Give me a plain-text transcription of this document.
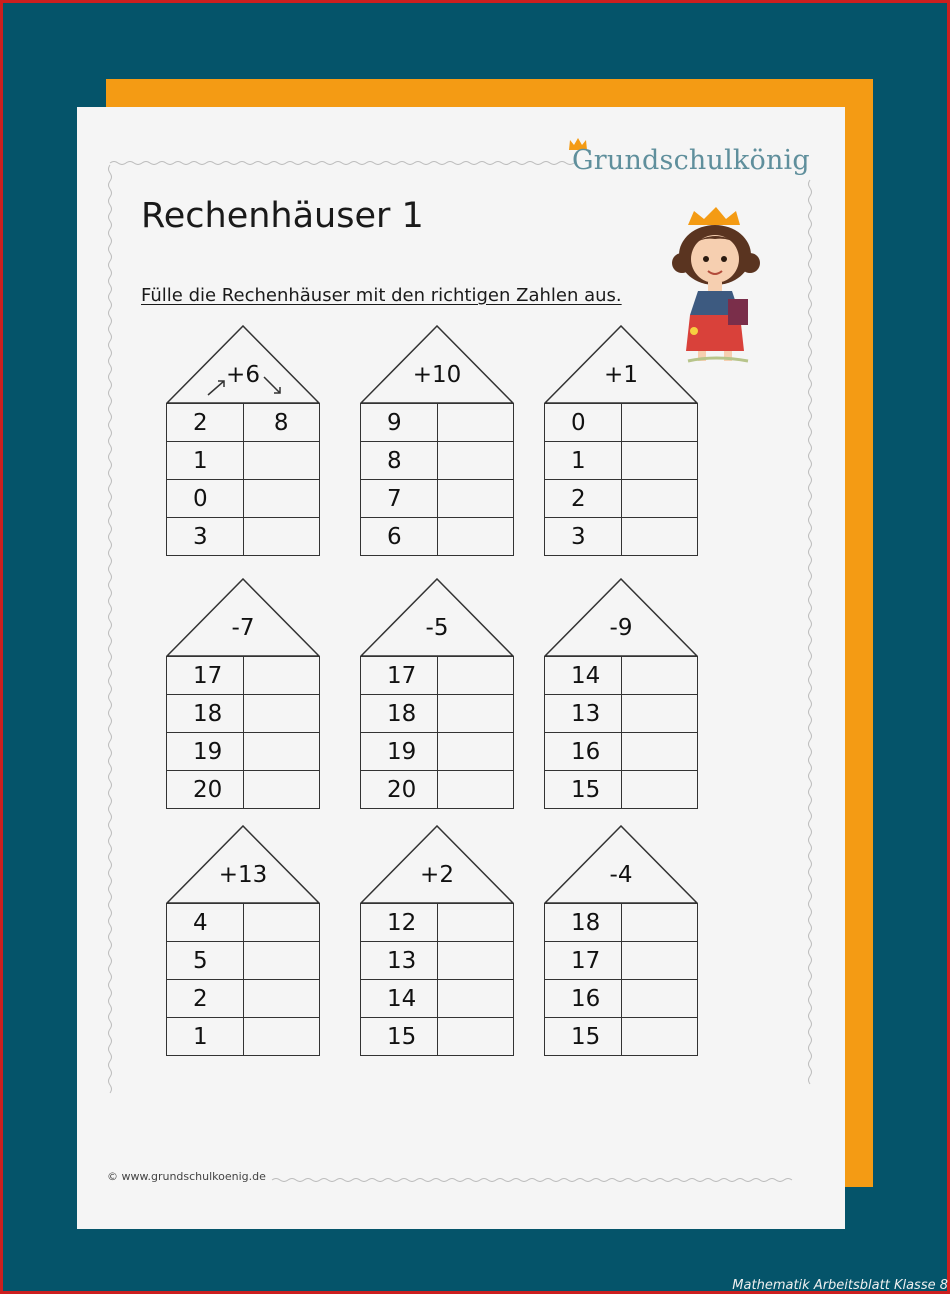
Grundschulkönig
Rechenhäuser 1
Fülle die Rechenhäuser mit den richtigen Zahlen aus.
+6
2	8
1	
0	
3	
+10
9	
8	
7	
6	
+1
0	
1	
2	
3	
-7
17	
18	
19	
20	
-5
17	
18	
19	
20	
-9
14	
13	
16	
15	
+13
4	
5	
2	
1	
+2
12	
13	
14	
15	
-4
18	
17	
16	
15	
© www.grundschulkoenig.de
Mathematik Arbeitsblatt Klasse 8
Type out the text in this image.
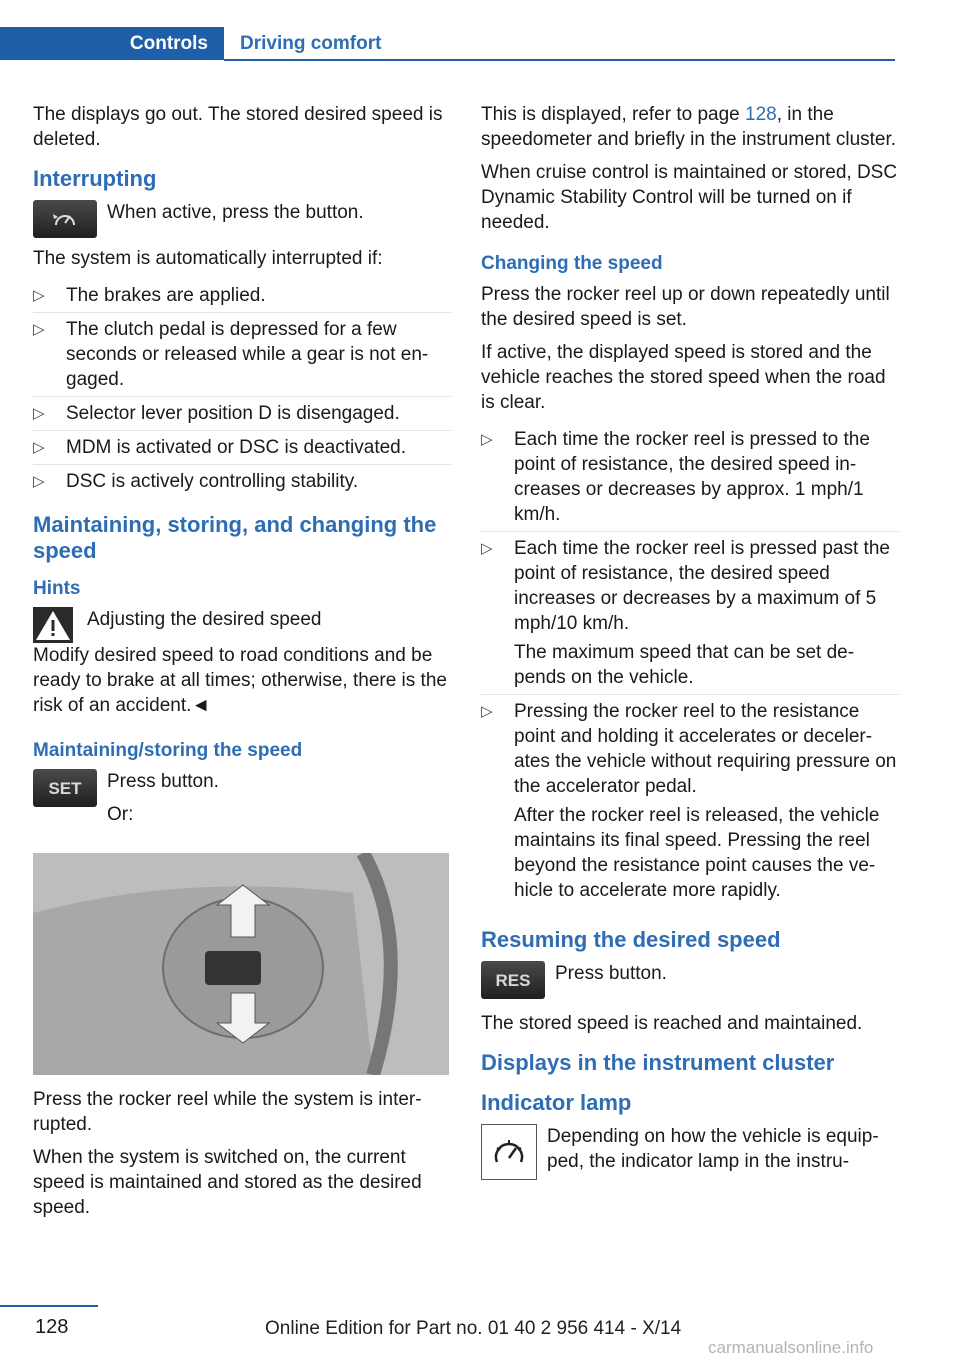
Controls	Driving comfort

The displays go out. The stored desired speed is deleted.

Interrupting

When active, press the button.

The system is automatically interrupted if:

▷ The brakes are applied.

▷ The clutch pedal is depressed for a few seconds or released while a gear is not en‐ gaged.

▷ Selector lever position D is disengaged.

▷ MDM is activated or DSC is deactivated.

▷ DSC is actively controlling stability.

Maintaining, storing, and changing the speed
Hints

Adjusting the desired speed

Modify desired speed to road conditions and be ready to brake at all times; otherwise, there is the risk of an accident.◄

Maintaining/storing the speed
SET	Press button.

Or:

Press the rocker reel while the system is inter‐ rupted.

When the system is switched on, the current speed is maintained and stored as the desired speed.

This is displayed, refer to page 128, in the speedometer and briefly in the instrument cluster.

When cruise control is maintained or stored, DSC Dynamic Stability Control will be turned on if needed.

Changing the speed

Press the rocker reel up or down repeatedly until the desired speed is set.

If active, the displayed speed is stored and the vehicle reaches the stored speed when the road is clear.

▷ Each time the rocker reel is pressed to the point of resistance, the desired speed in‐ creases or decreases by approx. 1 mph/1 km/h.

▷ Each time the rocker reel is pressed past the point of resistance, the desired speed increases or decreases by a maximum of 5 mph/10 km/h.

The maximum speed that can be set de‐ pends on the vehicle.

▷ Pressing the rocker reel to the resistance point and holding it accelerates or deceler‐ ates the vehicle without requiring pressure on the accelerator pedal.

After the rocker reel is released, the vehicle maintains its final speed. Pressing the reel beyond the resistance point causes the ve‐ hicle to accelerate more rapidly.

Resuming the desired speed
RES	Press button.

The stored speed is reached and maintained.

Displays in the instrument cluster
Indicator lamp

Depending on how the vehicle is equip‐ ped, the indicator lamp in the instru‐

128	Online Edition for Part no. 01 40 2 956 414 - X/14
carmanualsonline.info
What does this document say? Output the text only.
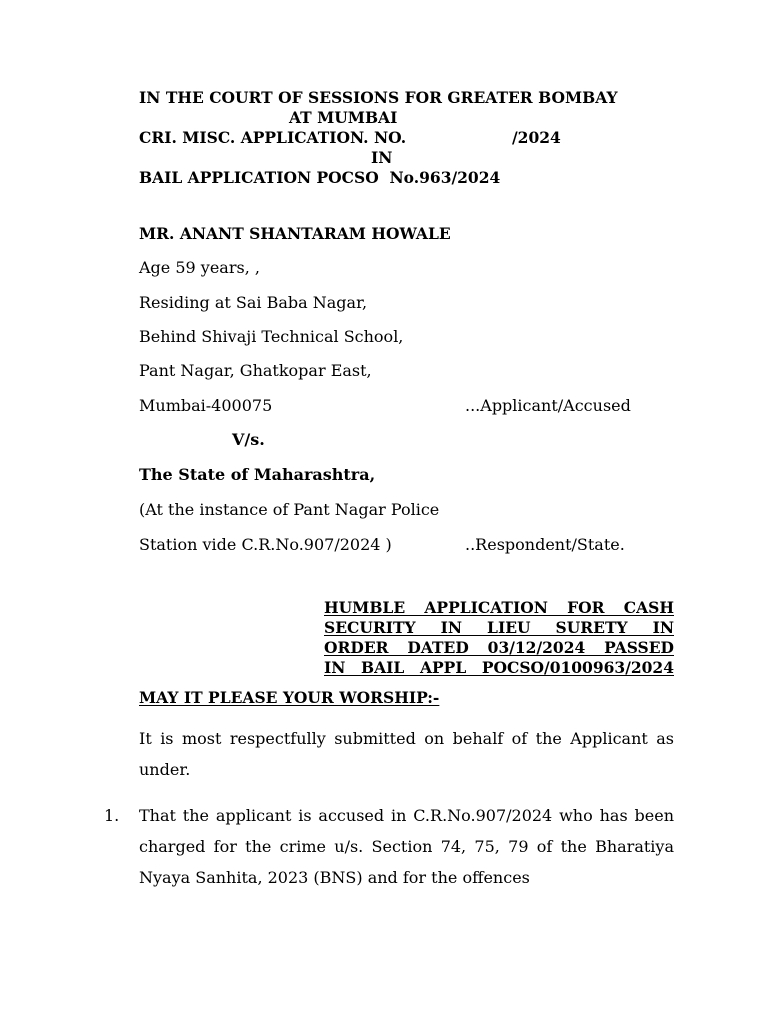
IN THE COURT OF SESSIONS FOR GREATER BOMBAY
AT MUMBAI
CRI. MISC. APPLICATION. NO.	/2024
IN
BAIL APPLICATION POCSO  No.963/2024
MR. ANANT SHANTARAM HOWALE
Age 59 years, ,
Residing at Sai Baba Nagar,
Behind Shivaji Technical School,
Pant Nagar, Ghatkopar East,
Mumbai-400075	...Applicant/Accused
V/s.
The State of Maharashtra,
(At the instance of Pant Nagar Police
Station vide C.R.No.907/2024 )	..Respondent/State.
HUMBLE APPLICATION FOR CASH
SECURITY IN LIEU SURETY IN
ORDER DATED 03/12/2024 PASSED
IN BAIL APPL POCSO/0100963/2024
MAY IT PLEASE YOUR WORSHIP:-
It is most respectfully submitted on behalf of the Applicant as under.
1. That the applicant is accused in C.R.No.907/2024 who has been charged for the crime u/s. Section 74, 75, 79 of the Bharatiya Nyaya Sanhita, 2023 (BNS) and for the offences
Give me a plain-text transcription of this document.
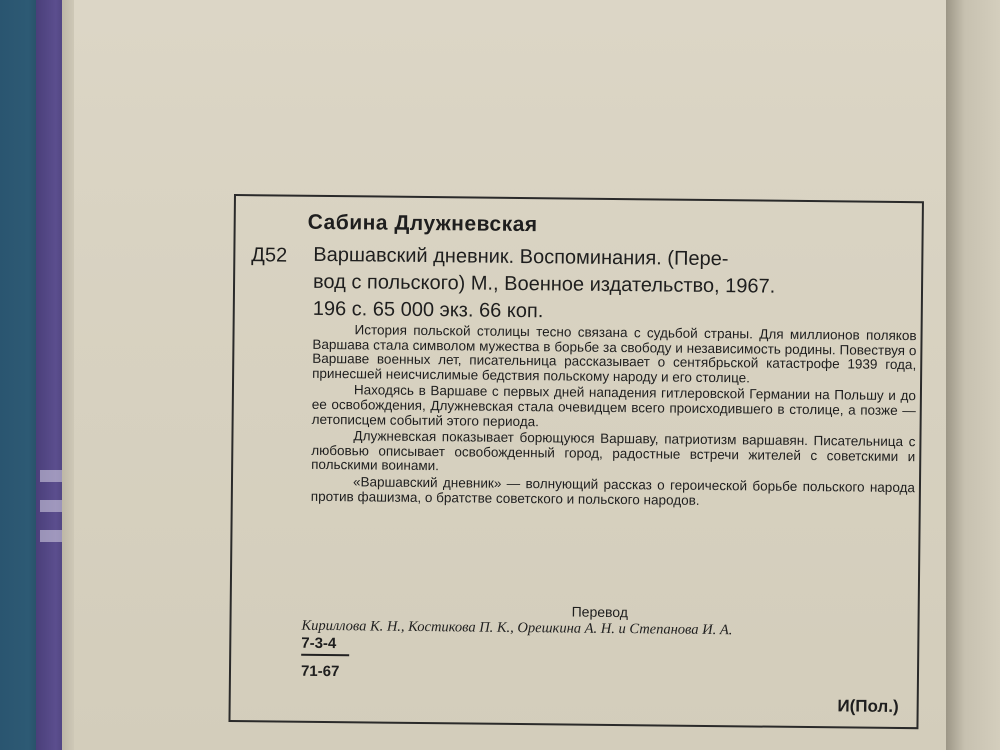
Сабина Длужневская
Д52 Варшавский дневник. Воспоминания. (Пере-
вод с польского) М., Военное издательство, 1967.
196 с. 65 000 экз. 66 коп.

История польской столицы тесно связана с судьбой страны. Для миллионов поляков Варшава стала символом мужества в борьбе за свободу и независимость родины. Повествуя о Варшаве военных лет, писательница рассказывает о сентябрьской катастрофе 1939 года, принесшей неисчислимые бедствия польскому народу и его столице.

Находясь в Варшаве с первых дней нападения гитлеровской Германии на Польшу и до ее освобождения, Длужневская стала очевидцем всего происходившего в столице, а позже — летописцем событий этого периода.

Длужневская показывает борющуюся Варшаву, патриотизм варшавян. Писательница с любовью описывает освобожденный город, радостные встречи жителей с советскими и польскими воинами.

«Варшавский дневник» — волнующий рассказ о героической борьбе польского народа против фашизма, о братстве советского и польского народов.

Перевод
Кириллова К. Н., Костикова П. К., Орешкина А. Н. и Степанова И. А.
7-3-4
71-67
И(Пол.)
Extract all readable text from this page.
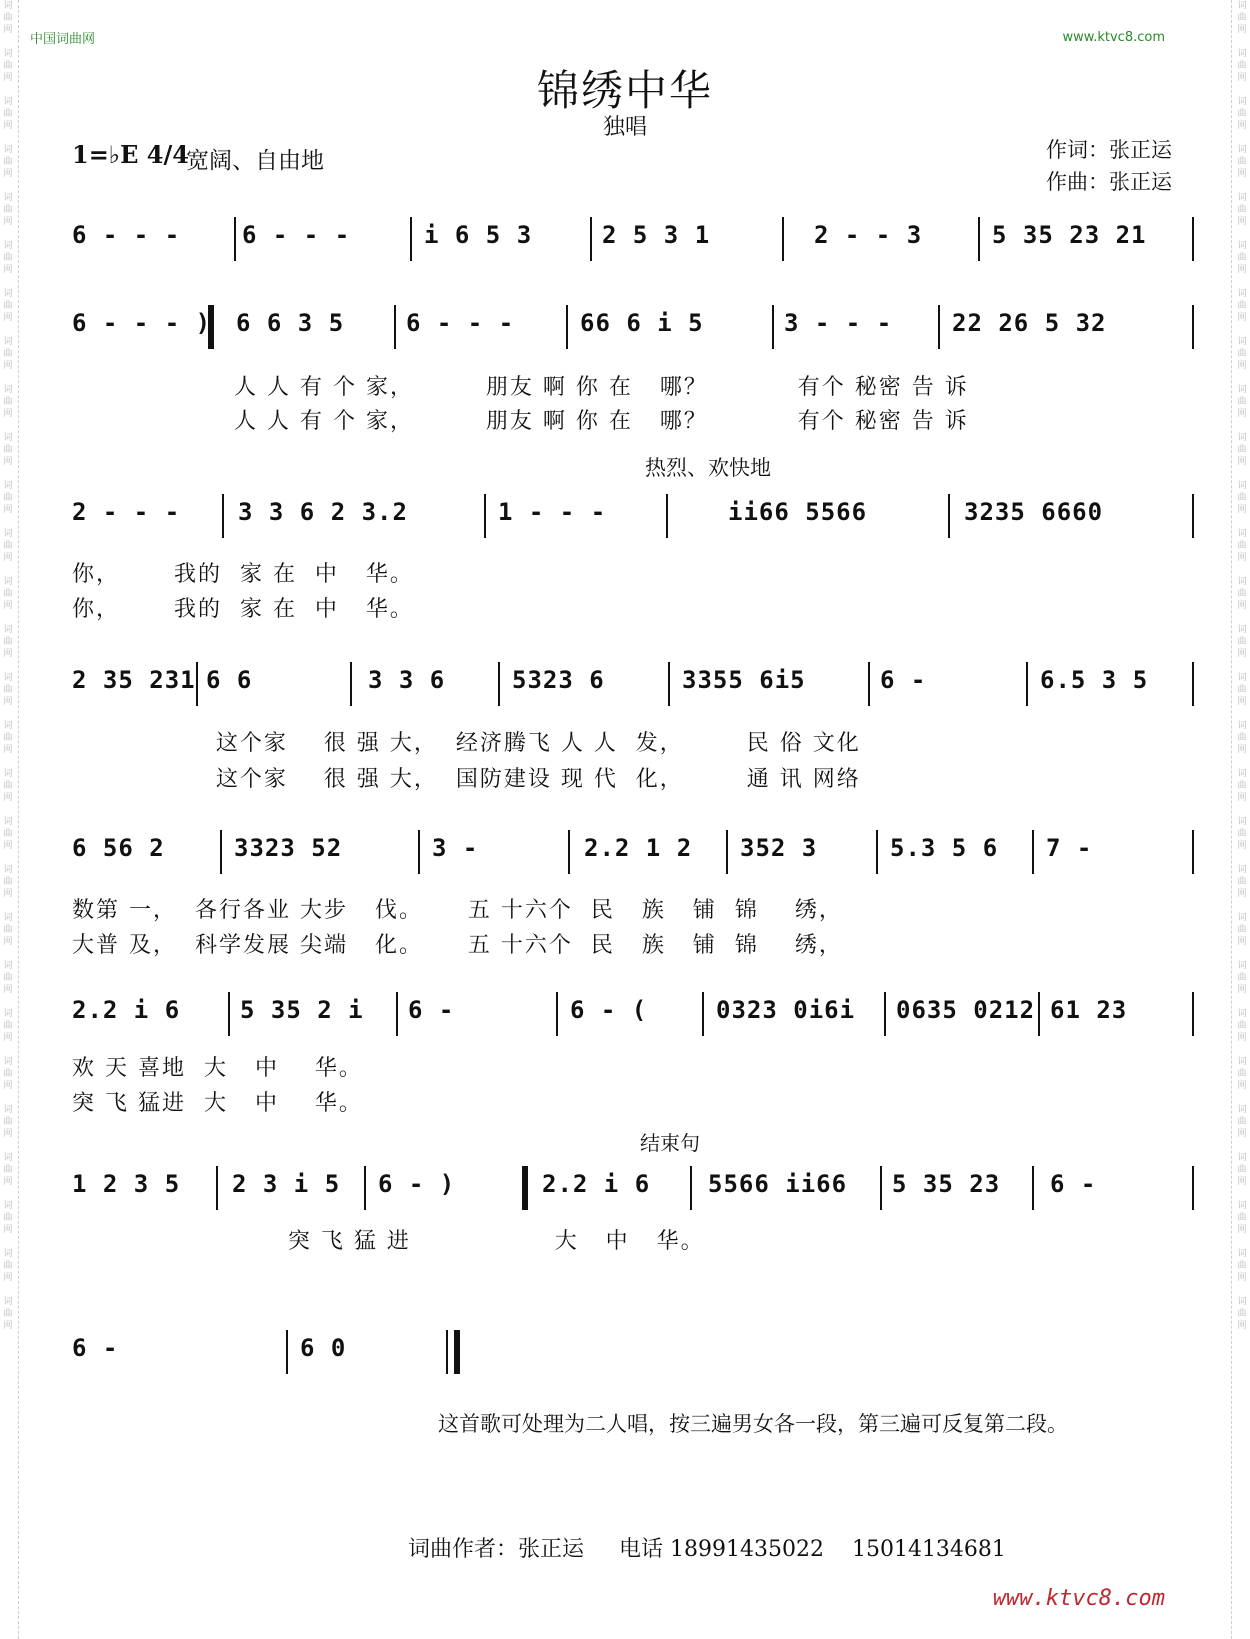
词
曲
网

词
曲
网

词
曲
网

词
曲
网

词
曲
网

词
曲
网

词
曲
网

词
曲
网

词
曲
网

词
曲
网

词
曲
网

词
曲
网

词
曲
网

词
曲
网

词
曲
网

词
曲
网

词
曲
网

词
曲
网

词
曲
网

词
曲
网

词
曲
网

词
曲
网

词
曲
网

词
曲
网

词
曲
网

词
曲
网

词
曲
网

词
曲
网

词
曲
网

词
曲
网

词
曲
网

词
曲
网

词
曲
网

词
曲
网

词
曲
网

词
曲
网

词
曲
网

词
曲
网

词
曲
网

词
曲
网

词
曲
网

词
曲
网

词
曲
网

词
曲
网

词
曲
网

词
曲
网

词
曲
网

词
曲
网

词
曲
网

词
曲
网

词
曲
网

词
曲
网

词
曲
网

词
曲
网

词
曲
网

词
曲
网

中国词曲网	www.ktvc8.com
锦绣中华
独唱
1=♭E 4/4
宽阔、自由地	作词：张正运
作曲：张正运
6 - - -	6 - - -	i 6 5 3	2 5 3 1	2 - - 3	5 35 23 21
6 - - - ) 6 6 3 5	6 - - -	66 6 i 5	3 - - - 22 26 5 32
人 人 有 个 家，        朋友 啊 你 在   哪？          有个 秘密 告 诉
人 人 有 个 家，        朋友 啊 你 在   哪？          有个 秘密 告 诉
热烈、欢快地
2 - - - 3 3 6 2 3.2	1 - - -	ii66 5566	3235 6660
你，      我的  家 在  中   华。
你，      我的  家 在  中   华。
2 35 231 6 6	3 3 6	5323 6	3355 6i5	6 -	6.5 3 5
这个家    很 强 大，  经济腾飞 人 人  发，       民 俗 文化
这个家    很 强 大，  国防建设 现 代  化，       通 讯 网络
6 56 2	3323 52	3 -	2.2 1 2 352 3	5.3 5 6 7 -
数第 一，  各行各业 大步   伐。     五 十六个  民   族   铺  锦    绣，
大普 及，  科学发展 尖端   化。     五 十六个  民   族   铺  锦    绣，
2.2 i 6 5 35 2 i 6 -	6 - (	0323 0i6i 0635 0212 61 23
欢 天 喜地  大   中    华。
突 飞 猛进  大   中    华。
结束句
1 2 3 5 2 3 i 5 6 - )	2.2 i 6 5566 ii66 5 35 23 6 -
突 飞 猛 进                大   中   华。
6 -	6 0
这首歌可处理为二人唱，按三遍男女各一段，第三遍可反复第二段。
词曲作者：张正运 电话 18991435022 15014134681
www.ktvc8.com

────

- **OBJECTIVE**: Check all the records above and select each line where the string "reel" is found.

- **TASK RESULT**:
Press the rocker reel while the system is inter‐ rupted.
Press the rocker reel up or down repeatedly until the desired speed is set.
▷ Each time the rocker reel is pressed to the point of resistance, the desired speed in‐ creases or decreases by approx. 1 mph/1 km/h.
▷ Each time the rocker reel is pressed past the point of resistance, the desired speed increases or decreases by a maximum of 5 mph/10 km/h.
▷ Pressing the rocker reel to the resistance point and holding it accelerates or deceler‐ ates the vehicle without requiring pressure on the accelerator pedal.
After the rocker reel is released, the vehicle maintains its final speed. Pressing the reel beyond the resistance point causes the ve‐ hicle to accelerate more rapidly.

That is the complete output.